start

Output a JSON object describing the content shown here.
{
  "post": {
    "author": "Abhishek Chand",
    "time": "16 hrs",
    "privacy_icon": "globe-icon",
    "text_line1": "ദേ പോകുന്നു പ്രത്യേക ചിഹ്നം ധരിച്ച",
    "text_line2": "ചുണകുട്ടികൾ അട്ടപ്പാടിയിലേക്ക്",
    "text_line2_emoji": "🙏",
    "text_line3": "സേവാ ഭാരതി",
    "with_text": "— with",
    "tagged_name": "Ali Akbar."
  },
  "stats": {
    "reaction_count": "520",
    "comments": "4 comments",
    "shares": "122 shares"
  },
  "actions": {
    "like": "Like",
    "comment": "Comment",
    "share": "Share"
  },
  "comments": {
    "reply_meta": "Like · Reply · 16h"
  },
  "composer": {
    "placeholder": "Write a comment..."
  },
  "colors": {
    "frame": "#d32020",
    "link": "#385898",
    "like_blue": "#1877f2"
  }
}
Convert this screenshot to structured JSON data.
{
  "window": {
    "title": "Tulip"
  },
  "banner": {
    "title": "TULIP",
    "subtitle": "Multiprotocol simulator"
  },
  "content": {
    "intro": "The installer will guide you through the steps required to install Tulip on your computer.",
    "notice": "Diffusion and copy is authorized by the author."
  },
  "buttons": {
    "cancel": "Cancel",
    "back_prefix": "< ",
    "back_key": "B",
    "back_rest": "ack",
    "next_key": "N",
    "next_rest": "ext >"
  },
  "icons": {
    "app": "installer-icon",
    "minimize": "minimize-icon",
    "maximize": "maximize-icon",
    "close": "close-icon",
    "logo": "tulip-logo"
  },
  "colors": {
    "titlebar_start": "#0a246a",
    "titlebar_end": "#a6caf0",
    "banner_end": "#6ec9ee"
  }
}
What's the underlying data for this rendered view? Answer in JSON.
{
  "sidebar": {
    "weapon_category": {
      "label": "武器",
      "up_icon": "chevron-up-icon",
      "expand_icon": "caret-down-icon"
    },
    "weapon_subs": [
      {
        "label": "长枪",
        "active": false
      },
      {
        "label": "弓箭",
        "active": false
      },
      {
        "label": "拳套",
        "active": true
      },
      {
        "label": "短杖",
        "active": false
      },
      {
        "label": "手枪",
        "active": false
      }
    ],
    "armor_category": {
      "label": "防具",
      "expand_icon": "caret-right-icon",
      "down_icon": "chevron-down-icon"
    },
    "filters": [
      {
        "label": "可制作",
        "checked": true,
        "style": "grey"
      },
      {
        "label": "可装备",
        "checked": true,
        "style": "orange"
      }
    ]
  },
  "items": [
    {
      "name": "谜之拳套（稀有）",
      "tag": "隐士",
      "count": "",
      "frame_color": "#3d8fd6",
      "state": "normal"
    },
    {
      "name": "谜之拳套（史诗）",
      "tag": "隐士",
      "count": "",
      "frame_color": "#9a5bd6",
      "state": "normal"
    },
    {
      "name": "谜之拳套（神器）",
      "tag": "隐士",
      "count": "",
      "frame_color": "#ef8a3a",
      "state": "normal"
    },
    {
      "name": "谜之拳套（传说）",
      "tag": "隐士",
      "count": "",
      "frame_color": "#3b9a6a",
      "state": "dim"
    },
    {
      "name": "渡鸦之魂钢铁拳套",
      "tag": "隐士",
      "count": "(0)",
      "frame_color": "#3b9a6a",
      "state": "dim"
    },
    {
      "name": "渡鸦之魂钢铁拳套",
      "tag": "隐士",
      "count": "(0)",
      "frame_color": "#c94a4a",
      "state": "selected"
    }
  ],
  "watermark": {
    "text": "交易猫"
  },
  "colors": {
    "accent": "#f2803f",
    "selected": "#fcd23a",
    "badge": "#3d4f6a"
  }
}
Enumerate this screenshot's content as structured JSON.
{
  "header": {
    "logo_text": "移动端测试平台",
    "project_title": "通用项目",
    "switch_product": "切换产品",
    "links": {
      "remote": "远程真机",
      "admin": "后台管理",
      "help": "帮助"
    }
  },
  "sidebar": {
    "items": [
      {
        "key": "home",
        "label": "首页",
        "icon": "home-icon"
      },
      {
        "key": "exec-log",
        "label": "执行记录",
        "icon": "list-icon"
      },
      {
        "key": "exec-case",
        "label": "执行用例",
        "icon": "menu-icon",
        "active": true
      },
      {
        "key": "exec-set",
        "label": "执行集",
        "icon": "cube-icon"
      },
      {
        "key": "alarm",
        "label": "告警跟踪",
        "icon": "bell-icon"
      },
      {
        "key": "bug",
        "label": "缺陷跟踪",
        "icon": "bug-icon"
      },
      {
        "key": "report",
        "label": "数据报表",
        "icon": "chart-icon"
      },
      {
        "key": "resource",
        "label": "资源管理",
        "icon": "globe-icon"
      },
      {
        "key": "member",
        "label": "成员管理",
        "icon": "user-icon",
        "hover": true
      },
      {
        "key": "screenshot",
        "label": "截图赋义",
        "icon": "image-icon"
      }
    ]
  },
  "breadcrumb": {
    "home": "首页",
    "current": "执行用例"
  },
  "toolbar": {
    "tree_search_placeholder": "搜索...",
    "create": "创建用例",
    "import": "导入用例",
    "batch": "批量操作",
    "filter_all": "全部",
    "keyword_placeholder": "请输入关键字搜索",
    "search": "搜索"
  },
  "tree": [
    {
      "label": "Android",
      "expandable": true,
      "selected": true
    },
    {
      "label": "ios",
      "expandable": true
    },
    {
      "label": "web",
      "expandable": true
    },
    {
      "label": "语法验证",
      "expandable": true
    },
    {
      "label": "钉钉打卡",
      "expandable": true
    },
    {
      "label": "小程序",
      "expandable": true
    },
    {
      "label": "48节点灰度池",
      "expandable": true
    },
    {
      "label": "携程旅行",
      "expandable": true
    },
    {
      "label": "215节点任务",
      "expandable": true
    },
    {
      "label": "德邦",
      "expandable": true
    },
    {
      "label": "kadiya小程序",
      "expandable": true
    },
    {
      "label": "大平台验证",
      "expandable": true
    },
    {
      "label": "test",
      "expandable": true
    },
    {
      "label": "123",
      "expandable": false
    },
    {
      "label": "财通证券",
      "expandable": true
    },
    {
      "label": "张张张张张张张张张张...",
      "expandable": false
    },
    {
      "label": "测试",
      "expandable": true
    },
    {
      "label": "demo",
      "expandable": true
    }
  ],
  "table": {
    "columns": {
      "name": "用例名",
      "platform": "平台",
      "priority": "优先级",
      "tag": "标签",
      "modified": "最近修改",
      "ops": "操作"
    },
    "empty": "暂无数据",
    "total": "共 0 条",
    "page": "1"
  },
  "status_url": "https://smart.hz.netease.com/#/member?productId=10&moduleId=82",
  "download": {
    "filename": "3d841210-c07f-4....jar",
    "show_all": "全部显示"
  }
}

end

> _What you will do_: Set down all of the entries exactly, please.

> _Written answer_:
Output a JSON object describing the content shown here.
{
  "post": {
    "author": "Abhishek Chand",
    "time": "16 hrs",
    "privacy_icon": "globe-icon",
    "text_line1": "ദേ പോകുന്നു പ്രത്യേക ചിഹ്നം ധരിച്ച",
    "text_line2": "ചുണകുട്ടികൾ അട്ടപ്പാടിയിലേക്ക്",
    "text_line2_emoji": "🙏",
    "text_line3": "സേവാ ഭാരതി",
    "with_text": "— with",
    "tagged_name": "Ali Akbar."
  },
  "stats": {
    "reaction_count": "520",
    "comments": "4 comments",
    "shares": "122 shares"
  },
  "actions": {
    "like": "Like",
    "comment": "Comment",
    "share": "Share"
  },
  "comments": {
    "reply_meta": "Like · Reply · 16h"
  },
  "composer": {
    "placeholder": "Write a comment..."
  },
  "colors": {
    "frame": "#d32020",
    "link": "#385898",
    "like_blue": "#1877f2"
  }
}
Convert this screenshot to structured JSON data.
{
  "window": {
    "title": "Tulip"
  },
  "banner": {
    "title": "TULIP",
    "subtitle": "Multiprotocol simulator"
  },
  "content": {
    "intro": "The installer will guide you through the steps required to install Tulip on your computer.",
    "notice": "Diffusion and copy is authorized by the author."
  },
  "buttons": {
    "cancel": "Cancel",
    "back_prefix": "< ",
    "back_key": "B",
    "back_rest": "ack",
    "next_key": "N",
    "next_rest": "ext >"
  },
  "icons": {
    "app": "installer-icon",
    "minimize": "minimize-icon",
    "maximize": "maximize-icon",
    "close": "close-icon",
    "logo": "tulip-logo"
  },
  "colors": {
    "titlebar_start": "#0a246a",
    "titlebar_end": "#a6caf0",
    "banner_end": "#6ec9ee"
  }
}
What's the underlying data for this rendered view? Answer in JSON.
{
  "sidebar": {
    "weapon_category": {
      "label": "武器",
      "up_icon": "chevron-up-icon",
      "expand_icon": "caret-down-icon"
    },
    "weapon_subs": [
      {
        "label": "长枪",
        "active": false
      },
      {
        "label": "弓箭",
        "active": false
      },
      {
        "label": "拳套",
        "active": true
      },
      {
        "label": "短杖",
        "active": false
      },
      {
        "label": "手枪",
        "active": false
      }
    ],
    "armor_category": {
      "label": "防具",
      "expand_icon": "caret-right-icon",
      "down_icon": "chevron-down-icon"
    },
    "filters": [
      {
        "label": "可制作",
        "checked": true,
        "style": "grey"
      },
      {
        "label": "可装备",
        "checked": true,
        "style": "orange"
      }
    ]
  },
  "items": [
    {
      "name": "谜之拳套（稀有）",
      "tag": "隐士",
      "count": "",
      "frame_color": "#3d8fd6",
      "state": "normal"
    },
    {
      "name": "谜之拳套（史诗）",
      "tag": "隐士",
      "count": "",
      "frame_color": "#9a5bd6",
      "state": "normal"
    },
    {
      "name": "谜之拳套（神器）",
      "tag": "隐士",
      "count": "",
      "frame_color": "#ef8a3a",
      "state": "normal"
    },
    {
      "name": "谜之拳套（传说）",
      "tag": "隐士",
      "count": "",
      "frame_color": "#3b9a6a",
      "state": "dim"
    },
    {
      "name": "渡鸦之魂钢铁拳套",
      "tag": "隐士",
      "count": "(0)",
      "frame_color": "#3b9a6a",
      "state": "dim"
    },
    {
      "name": "渡鸦之魂钢铁拳套",
      "tag": "隐士",
      "count": "(0)",
      "frame_color": "#c94a4a",
      "state": "selected"
    }
  ],
  "watermark": {
    "text": "交易猫"
  },
  "colors": {
    "accent": "#f2803f",
    "selected": "#fcd23a",
    "badge": "#3d4f6a"
  }
}
Enumerate this screenshot's content as structured JSON.
{
  "header": {
    "logo_text": "移动端测试平台",
    "project_title": "通用项目",
    "switch_product": "切换产品",
    "links": {
      "remote": "远程真机",
      "admin": "后台管理",
      "help": "帮助"
    }
  },
  "sidebar": {
    "items": [
      {
        "key": "home",
        "label": "首页",
        "icon": "home-icon"
      },
      {
        "key": "exec-log",
        "label": "执行记录",
        "icon": "list-icon"
      },
      {
        "key": "exec-case",
        "label": "执行用例",
        "icon": "menu-icon",
        "active": true
      },
      {
        "key": "exec-set",
        "label": "执行集",
        "icon": "cube-icon"
      },
      {
        "key": "alarm",
        "label": "告警跟踪",
        "icon": "bell-icon"
      },
      {
        "key": "bug",
        "label": "缺陷跟踪",
        "icon": "bug-icon"
      },
      {
        "key": "report",
        "label": "数据报表",
        "icon": "chart-icon"
      },
      {
        "key": "resource",
        "label": "资源管理",
        "icon": "globe-icon"
      },
      {
        "key": "member",
        "label": "成员管理",
        "icon": "user-icon",
        "hover": true
      },
      {
        "key": "screenshot",
        "label": "截图赋义",
        "icon": "image-icon"
      }
    ]
  },
  "breadcrumb": {
    "home": "首页",
    "current": "执行用例"
  },
  "toolbar": {
    "tree_search_placeholder": "搜索...",
    "create": "创建用例",
    "import": "导入用例",
    "batch": "批量操作",
    "filter_all": "全部",
    "keyword_placeholder": "请输入关键字搜索",
    "search": "搜索"
  },
  "tree": [
    {
      "label": "Android",
      "expandable": true,
      "selected": true
    },
    {
      "label": "ios",
      "expandable": true
    },
    {
      "label": "web",
      "expandable": true
    },
    {
      "label": "语法验证",
      "expandable": true
    },
    {
      "label": "钉钉打卡",
      "expandable": true
    },
    {
      "label": "小程序",
      "expandable": true
    },
    {
      "label": "48节点灰度池",
      "expandable": true
    },
    {
      "label": "携程旅行",
      "expandable": true
    },
    {
      "label": "215节点任务",
      "expandable": true
    },
    {
      "label": "德邦",
      "expandable": true
    },
    {
      "label": "kadiya小程序",
      "expandable": true
    },
    {
      "label": "大平台验证",
      "expandable": true
    },
    {
      "label": "test",
      "expandable": true
    },
    {
      "label": "123",
      "expandable": false
    },
    {
      "label": "财通证券",
      "expandable": true
    },
    {
      "label": "张张张张张张张张张张...",
      "expandable": false
    },
    {
      "label": "测试",
      "expandable": true
    },
    {
      "label": "demo",
      "expandable": true
    }
  ],
  "table": {
    "columns": {
      "name": "用例名",
      "platform": "平台",
      "priority": "优先级",
      "tag": "标签",
      "modified": "最近修改",
      "ops": "操作"
    },
    "empty": "暂无数据",
    "total": "共 0 条",
    "page": "1"
  },
  "status_url": "https://smart.hz.netease.com/#/member?productId=10&moduleId=82",
  "download": {
    "filename": "3d841210-c07f-4....jar",
    "show_all": "全部显示"
  }
}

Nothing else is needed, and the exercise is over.